• Your objective:
Can you retype every record below exactly as written?
*** Data for this task ***
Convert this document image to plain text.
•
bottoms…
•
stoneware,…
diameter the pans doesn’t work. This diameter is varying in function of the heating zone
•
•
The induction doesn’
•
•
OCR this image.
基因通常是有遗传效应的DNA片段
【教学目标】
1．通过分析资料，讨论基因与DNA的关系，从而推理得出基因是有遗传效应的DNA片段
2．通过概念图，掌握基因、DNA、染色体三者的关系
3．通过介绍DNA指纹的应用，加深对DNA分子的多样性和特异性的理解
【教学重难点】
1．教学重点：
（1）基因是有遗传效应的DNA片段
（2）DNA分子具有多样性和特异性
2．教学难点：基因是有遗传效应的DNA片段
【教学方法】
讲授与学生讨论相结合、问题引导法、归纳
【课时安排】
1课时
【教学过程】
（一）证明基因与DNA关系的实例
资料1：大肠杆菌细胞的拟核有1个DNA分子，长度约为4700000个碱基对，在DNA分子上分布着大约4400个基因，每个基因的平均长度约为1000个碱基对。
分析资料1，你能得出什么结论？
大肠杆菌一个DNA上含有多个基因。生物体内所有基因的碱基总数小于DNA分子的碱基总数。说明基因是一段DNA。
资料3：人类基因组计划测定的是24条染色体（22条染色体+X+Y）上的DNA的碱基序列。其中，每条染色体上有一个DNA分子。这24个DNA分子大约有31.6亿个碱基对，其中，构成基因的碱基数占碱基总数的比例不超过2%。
***
• Complete answer:
Convert this document image to plain text.
•
bottoms…
•
stoneware,…
diameter the pans doesn’t work. This diameter is varying in function of the heating zone
•
•
The induction doesn’
•
•
OCR this image.
基因通常是有遗传效应的DNA片段
【教学目标】
1．通过分析资料，讨论基因与DNA的关系，从而推理得出基因是有遗传效应的DNA片段
2．通过概念图，掌握基因、DNA、染色体三者的关系
3．通过介绍DNA指纹的应用，加深对DNA分子的多样性和特异性的理解
【教学重难点】
1．教学重点：
（1）基因是有遗传效应的DNA片段
（2）DNA分子具有多样性和特异性
2．教学难点：基因是有遗传效应的DNA片段
【教学方法】
讲授与学生讨论相结合、问题引导法、归纳
【课时安排】
1课时
【教学过程】
（一）证明基因与DNA关系的实例
资料1：大肠杆菌细胞的拟核有1个DNA分子，长度约为4700000个碱基对，在DNA分子上分布着大约4400个基因，每个基因的平均长度约为1000个碱基对。
分析资料1，你能得出什么结论？
大肠杆菌一个DNA上含有多个基因。生物体内所有基因的碱基总数小于DNA分子的碱基总数。说明基因是一段DNA。
资料3：人类基因组计划测定的是24条染色体（22条染色体+X+Y）上的DNA的碱基序列。其中，每条染色体上有一个DNA分子。这24个DNA分子大约有31.6亿个碱基对，其中，构成基因的碱基数占碱基总数的比例不超过2%。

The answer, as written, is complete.